Don't copy the pictures; return every other part of the records exactly.

— Start —

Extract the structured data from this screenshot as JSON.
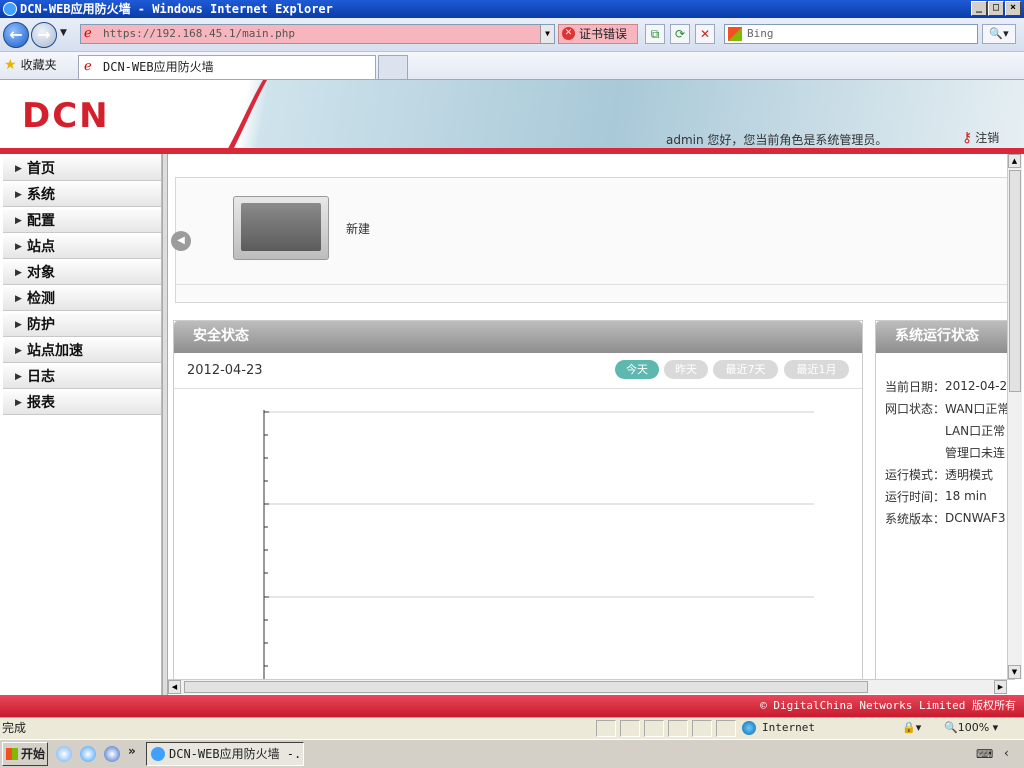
{
  "window": {
    "title": "DCN-WEB应用防火墙 - Windows Internet Explorer"
  },
  "browser": {
    "url": "https://192.168.45.1/main.php",
    "cert_error": "证书错误",
    "search_placeholder": "Bing",
    "favorites_label": "收藏夹",
    "tab_title": "DCN-WEB应用防火墙"
  },
  "header": {
    "logo": "DCN",
    "welcome": "admin 您好，您当前角色是系统管理员。",
    "logout": "注销"
  },
  "sidebar": {
    "items": [
      {
        "label": "首页"
      },
      {
        "label": "系统"
      },
      {
        "label": "配置"
      },
      {
        "label": "站点"
      },
      {
        "label": "对象"
      },
      {
        "label": "检测"
      },
      {
        "label": "防护"
      },
      {
        "label": "站点加速"
      },
      {
        "label": "日志"
      },
      {
        "label": "报表"
      }
    ]
  },
  "top_panel": {
    "new_label": "新建"
  },
  "security": {
    "title": "安全状态",
    "date": "2012-04-23",
    "ranges": [
      "今天",
      "昨天",
      "最近7天",
      "最近1月"
    ]
  },
  "system": {
    "title": "系统运行状态",
    "rows": [
      {
        "label": "当前日期：",
        "value": "2012-04-2"
      },
      {
        "label": "网口状态：",
        "value": "WAN口正常"
      },
      {
        "label": "",
        "value": "LAN口正常"
      },
      {
        "label": "",
        "value": "管理口未连"
      },
      {
        "label": "运行模式：",
        "value": "透明模式"
      },
      {
        "label": "运行时间：",
        "value": "18 min"
      },
      {
        "label": "系统版本：",
        "value": "DCNWAF3"
      }
    ]
  },
  "footer": {
    "copyright": "© DigitalChina Networks Limited 版权所有"
  },
  "status": {
    "done": "完成",
    "zone": "Internet",
    "zoom": "100%"
  },
  "taskbar": {
    "start": "开始",
    "task": "DCN-WEB应用防火墙 -..."
  },
  "colors": {
    "brand_red": "#d8283a",
    "accent_teal": "#5fb8b0"
  }
}
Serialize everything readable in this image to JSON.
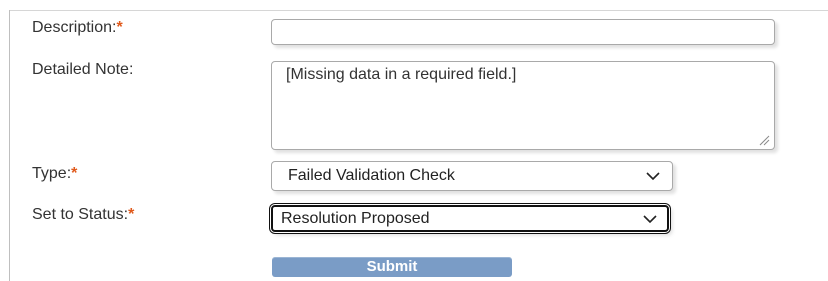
{
  "form": {
    "description": {
      "label": "Description:",
      "required_mark": "*",
      "value": ""
    },
    "detailed_note": {
      "label": "Detailed Note:",
      "value": "[Missing data in a required field.]"
    },
    "type": {
      "label": "Type:",
      "required_mark": "*",
      "selected": "Failed Validation Check"
    },
    "status": {
      "label": "Set to Status:",
      "required_mark": "*",
      "selected": "Resolution Proposed"
    },
    "submit_label": "Submit"
  },
  "colors": {
    "required_mark": "#e05a1c",
    "submit_bg": "#7a9cc6"
  },
  "icons": {
    "dropdown": "chevron-down-icon",
    "resize": "resize-grip-icon"
  }
}
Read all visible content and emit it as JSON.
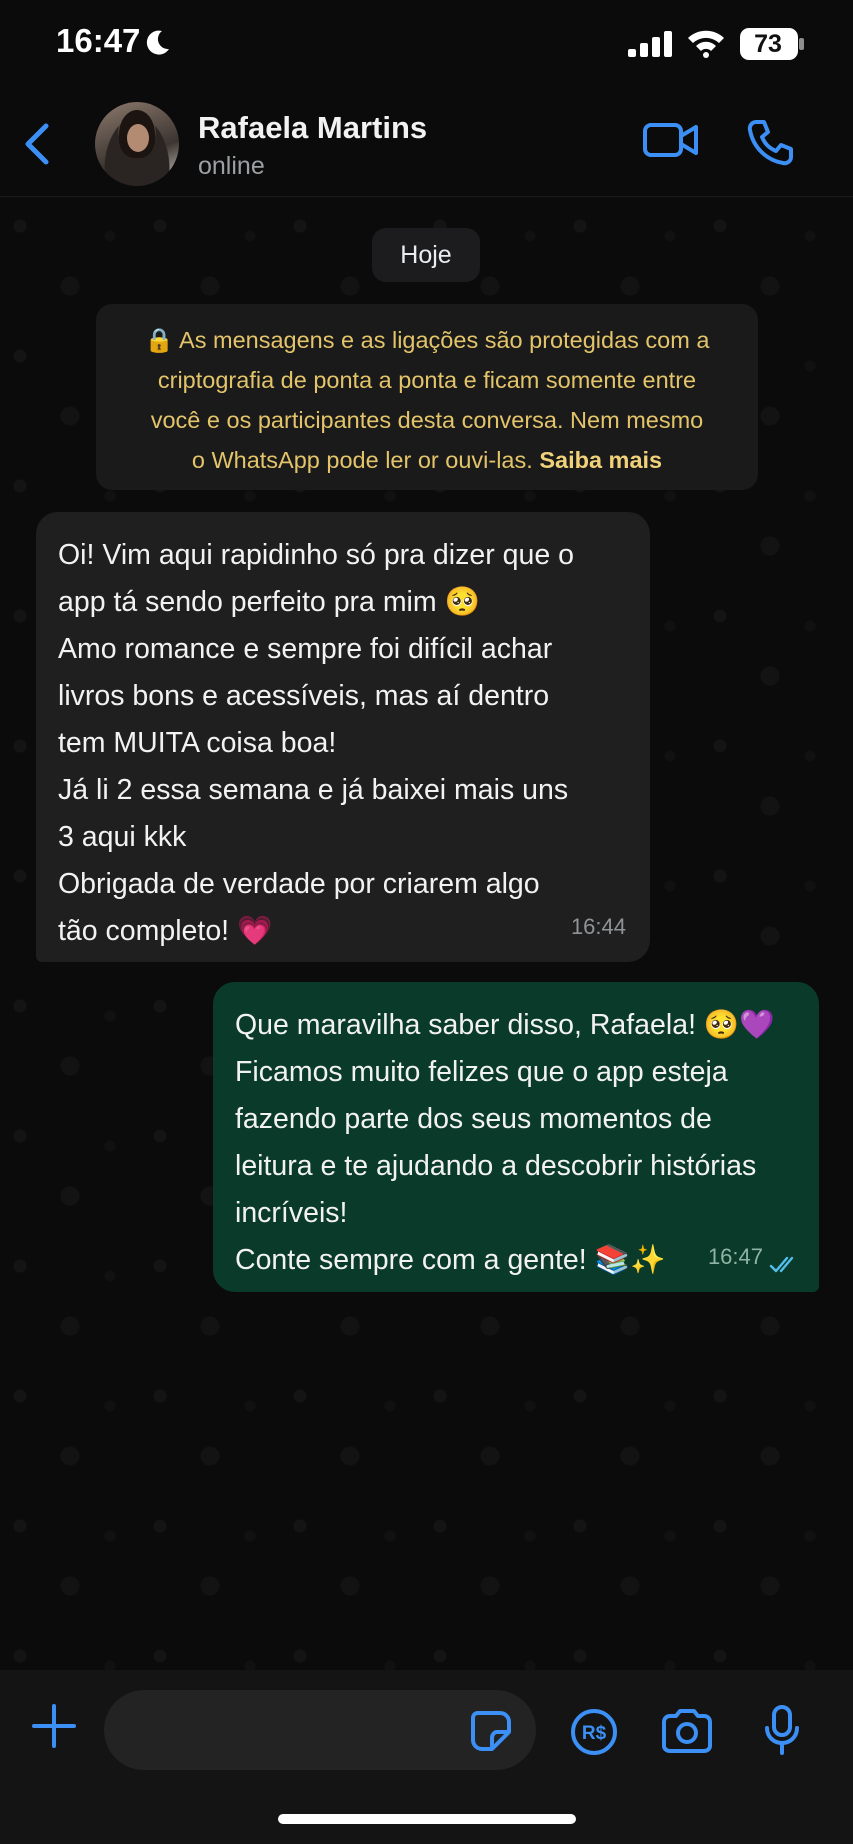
{
  "status_bar": {
    "time": "16:47",
    "battery": "73"
  },
  "header": {
    "contact_name": "Rafaela Martins",
    "contact_status": "online"
  },
  "chat": {
    "date_separator": "Hoje",
    "encryption_notice": {
      "line1": "🔒 As mensagens e as ligações são protegidas com a",
      "line2": "criptografia de ponta a ponta e ficam somente entre",
      "line3": "você e os participantes desta conversa. Nem mesmo",
      "line4": "o WhatsApp pode ler or ouvi-las.",
      "learn_more": "Saiba mais"
    },
    "messages": [
      {
        "direction": "incoming",
        "lines": [
          "Oi! Vim aqui rapidinho só pra dizer que o",
          "app tá sendo perfeito pra mim 🥺",
          "Amo romance e sempre foi difícil achar",
          "livros bons e acessíveis, mas aí dentro",
          "tem MUITA coisa boa!",
          "Já li 2 essa semana e já baixei mais uns",
          "3 aqui kkk",
          "Obrigada de verdade por criarem algo",
          "tão completo! 💗"
        ],
        "time": "16:44"
      },
      {
        "direction": "outgoing",
        "lines": [
          "Que maravilha saber disso, Rafaela! 🥺💜",
          "Ficamos muito felizes que o app esteja",
          "fazendo parte dos seus momentos de",
          "leitura e te ajudando a descobrir histórias",
          "incríveis!",
          "Conte sempre com a gente! 📚✨"
        ],
        "time": "16:47",
        "status": "read"
      }
    ]
  },
  "composer": {
    "placeholder": "",
    "value": ""
  },
  "colors": {
    "accent": "#3b8ff5",
    "incoming_bubble": "#1f1f1f",
    "outgoing_bubble": "#0a3a2a",
    "notice_text": "#e3c46a",
    "read_receipt": "#53bdeb"
  },
  "icons": [
    "moon-icon",
    "signal-icon",
    "wifi-icon",
    "battery-icon",
    "back-icon",
    "video-call-icon",
    "phone-call-icon",
    "plus-icon",
    "sticker-icon",
    "pix-icon",
    "camera-icon",
    "microphone-icon",
    "double-check-icon"
  ]
}
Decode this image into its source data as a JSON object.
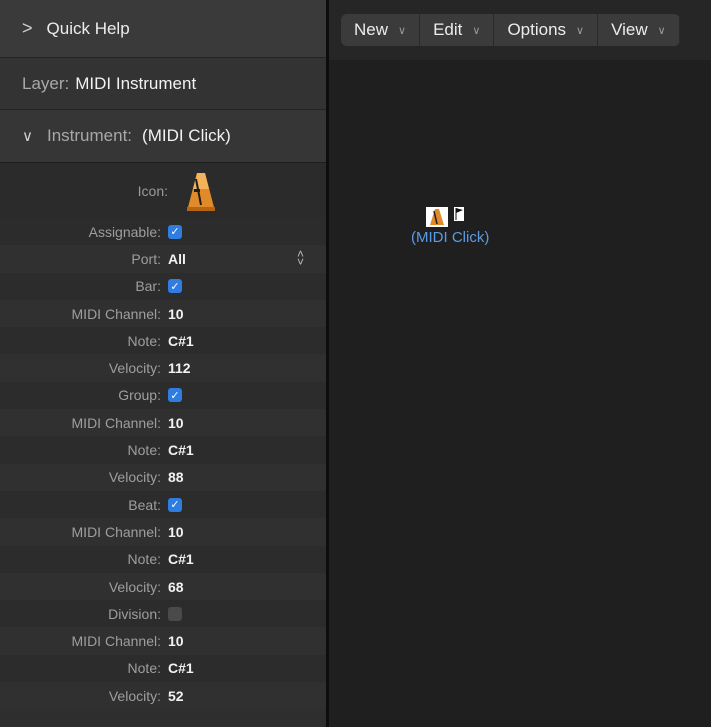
{
  "quick_help": {
    "label": "Quick Help"
  },
  "layer": {
    "label": "Layer:",
    "value": "MIDI Instrument"
  },
  "instrument": {
    "label": "Instrument:",
    "value": "(MIDI Click)"
  },
  "icon_row": {
    "label": "Icon:",
    "icon": "metronome-icon"
  },
  "properties": [
    {
      "label": "Assignable:",
      "type": "checkbox",
      "checked": true
    },
    {
      "label": "Port:",
      "type": "select",
      "value": "All"
    },
    {
      "label": "Bar:",
      "type": "checkbox",
      "checked": true
    },
    {
      "label": "MIDI Channel:",
      "type": "value",
      "value": "10"
    },
    {
      "label": "Note:",
      "type": "value",
      "value": "C#1"
    },
    {
      "label": "Velocity:",
      "type": "value",
      "value": "112"
    },
    {
      "label": "Group:",
      "type": "checkbox",
      "checked": true
    },
    {
      "label": "MIDI Channel:",
      "type": "value",
      "value": "10"
    },
    {
      "label": "Note:",
      "type": "value",
      "value": "C#1"
    },
    {
      "label": "Velocity:",
      "type": "value",
      "value": "88"
    },
    {
      "label": "Beat:",
      "type": "checkbox",
      "checked": true
    },
    {
      "label": "MIDI Channel:",
      "type": "value",
      "value": "10"
    },
    {
      "label": "Note:",
      "type": "value",
      "value": "C#1"
    },
    {
      "label": "Velocity:",
      "type": "value",
      "value": "68"
    },
    {
      "label": "Division:",
      "type": "checkbox",
      "checked": false
    },
    {
      "label": "MIDI Channel:",
      "type": "value",
      "value": "10"
    },
    {
      "label": "Note:",
      "type": "value",
      "value": "C#1"
    },
    {
      "label": "Velocity:",
      "type": "value",
      "value": "52"
    }
  ],
  "toolbar": {
    "new": "New",
    "edit": "Edit",
    "options": "Options",
    "view": "View"
  },
  "canvas_object": {
    "label": "(MIDI Click)"
  },
  "colors": {
    "accent": "#2f7de1",
    "link": "#5a9be8"
  }
}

— End —

### WRITTEN RESPONSE
Extract the structured data from this screenshot as JSON.
{
  "window": {
    "title": "DCN-WEB应用防火墙 - Windows Internet Explorer"
  },
  "browser": {
    "url": "https://192.168.45.1/main.php",
    "cert_error": "证书错误",
    "search_placeholder": "Bing",
    "favorites_label": "收藏夹",
    "tab_title": "DCN-WEB应用防火墙"
  },
  "header": {
    "logo": "DCN",
    "welcome": "admin 您好，您当前角色是系统管理员。",
    "logout": "注销"
  },
  "sidebar": {
    "items": [
      {
        "label": "首页"
      },
      {
        "label": "系统"
      },
      {
        "label": "配置"
      },
      {
        "label": "站点"
      },
      {
        "label": "对象"
      },
      {
        "label": "检测"
      },
      {
        "label": "防护"
      },
      {
        "label": "站点加速"
      },
      {
        "label": "日志"
      },
      {
        "label": "报表"
      }
    ]
  },
  "top_panel": {
    "new_label": "新建"
  },
  "security": {
    "title": "安全状态",
    "date": "2012-04-23",
    "ranges": [
      "今天",
      "昨天",
      "最近7天",
      "最近1月"
    ]
  },
  "system": {
    "title": "系统运行状态",
    "rows": [
      {
        "label": "当前日期：",
        "value": "2012-04-2"
      },
      {
        "label": "网口状态：",
        "value": "WAN口正常"
      },
      {
        "label": "",
        "value": "LAN口正常"
      },
      {
        "label": "",
        "value": "管理口未连"
      },
      {
        "label": "运行模式：",
        "value": "透明模式"
      },
      {
        "label": "运行时间：",
        "value": "18 min"
      },
      {
        "label": "系统版本：",
        "value": "DCNWAF3"
      }
    ]
  },
  "footer": {
    "copyright": "© DigitalChina Networks Limited 版权所有"
  },
  "status": {
    "done": "完成",
    "zone": "Internet",
    "zoom": "100%"
  },
  "taskbar": {
    "start": "开始",
    "task": "DCN-WEB应用防火墙 -..."
  },
  "colors": {
    "brand_red": "#d8283a",
    "accent_teal": "#5fb8b0"
  }
}
Serialize everything readable in this image to JSON.
{
  "form": {
    "description": {
      "label": "Description:",
      "required_mark": "*",
      "value": ""
    },
    "detailed_note": {
      "label": "Detailed Note:",
      "value": "[Missing data in a required field.]"
    },
    "type": {
      "label": "Type:",
      "required_mark": "*",
      "selected": "Failed Validation Check"
    },
    "status": {
      "label": "Set to Status:",
      "required_mark": "*",
      "selected": "Resolution Proposed"
    },
    "submit_label": "Submit"
  },
  "colors": {
    "required_mark": "#e05a1c",
    "submit_bg": "#7a9cc6"
  },
  "icons": {
    "dropdown": "chevron-down-icon",
    "resize": "resize-grip-icon"
  }
}
Read all visible content and emit it as JSON.
{
  "status_bar": {
    "time": "16:47",
    "battery": "73"
  },
  "header": {
    "contact_name": "Rafaela Martins",
    "contact_status": "online"
  },
  "chat": {
    "date_separator": "Hoje",
    "encryption_notice": {
      "line1": "🔒 As mensagens e as ligações são protegidas com a",
      "line2": "criptografia de ponta a ponta e ficam somente entre",
      "line3": "você e os participantes desta conversa. Nem mesmo",
      "line4": "o WhatsApp pode ler or ouvi-las.",
      "learn_more": "Saiba mais"
    },
    "messages": [
      {
        "direction": "incoming",
        "lines": [
          "Oi! Vim aqui rapidinho só pra dizer que o",
          "app tá sendo perfeito pra mim 🥺",
          "Amo romance e sempre foi difícil achar",
          "livros bons e acessíveis, mas aí dentro",
          "tem MUITA coisa boa!",
          "Já li 2 essa semana e já baixei mais uns",
          "3 aqui kkk",
          "Obrigada de verdade por criarem algo",
          "tão completo! 💗"
        ],
        "time": "16:44"
      },
      {
        "direction": "outgoing",
        "lines": [
          "Que maravilha saber disso, Rafaela! 🥺💜",
          "Ficamos muito felizes que o app esteja",
          "fazendo parte dos seus momentos de",
          "leitura e te ajudando a descobrir histórias",
          "incríveis!",
          "Conte sempre com a gente! 📚✨"
        ],
        "time": "16:47",
        "status": "read"
      }
    ]
  },
  "composer": {
    "placeholder": "",
    "value": ""
  },
  "colors": {
    "accent": "#3b8ff5",
    "incoming_bubble": "#1f1f1f",
    "outgoing_bubble": "#0a3a2a",
    "notice_text": "#e3c46a",
    "read_receipt": "#53bdeb"
  },
  "icons": [
    "moon-icon",
    "signal-icon",
    "wifi-icon",
    "battery-icon",
    "back-icon",
    "video-call-icon",
    "phone-call-icon",
    "plus-icon",
    "sticker-icon",
    "pix-icon",
    "camera-icon",
    "microphone-icon",
    "double-check-icon"
  ]
}
Decode this image into its source data as a JSON object.
{
  "quick_help": {
    "label": "Quick Help"
  },
  "layer": {
    "label": "Layer:",
    "value": "MIDI Instrument"
  },
  "instrument": {
    "label": "Instrument:",
    "value": "(MIDI Click)"
  },
  "icon_row": {
    "label": "Icon:",
    "icon": "metronome-icon"
  },
  "properties": [
    {
      "label": "Assignable:",
      "type": "checkbox",
      "checked": true
    },
    {
      "label": "Port:",
      "type": "select",
      "value": "All"
    },
    {
      "label": "Bar:",
      "type": "checkbox",
      "checked": true
    },
    {
      "label": "MIDI Channel:",
      "type": "value",
      "value": "10"
    },
    {
      "label": "Note:",
      "type": "value",
      "value": "C#1"
    },
    {
      "label": "Velocity:",
      "type": "value",
      "value": "112"
    },
    {
      "label": "Group:",
      "type": "checkbox",
      "checked": true
    },
    {
      "label": "MIDI Channel:",
      "type": "value",
      "value": "10"
    },
    {
      "label": "Note:",
      "type": "value",
      "value": "C#1"
    },
    {
      "label": "Velocity:",
      "type": "value",
      "value": "88"
    },
    {
      "label": "Beat:",
      "type": "checkbox",
      "checked": true
    },
    {
      "label": "MIDI Channel:",
      "type": "value",
      "value": "10"
    },
    {
      "label": "Note:",
      "type": "value",
      "value": "C#1"
    },
    {
      "label": "Velocity:",
      "type": "value",
      "value": "68"
    },
    {
      "label": "Division:",
      "type": "checkbox",
      "checked": false
    },
    {
      "label": "MIDI Channel:",
      "type": "value",
      "value": "10"
    },
    {
      "label": "Note:",
      "type": "value",
      "value": "C#1"
    },
    {
      "label": "Velocity:",
      "type": "value",
      "value": "52"
    }
  ],
  "toolbar": {
    "new": "New",
    "edit": "Edit",
    "options": "Options",
    "view": "View"
  },
  "canvas_object": {
    "label": "(MIDI Click)"
  },
  "colors": {
    "accent": "#2f7de1",
    "link": "#5a9be8"
  }
}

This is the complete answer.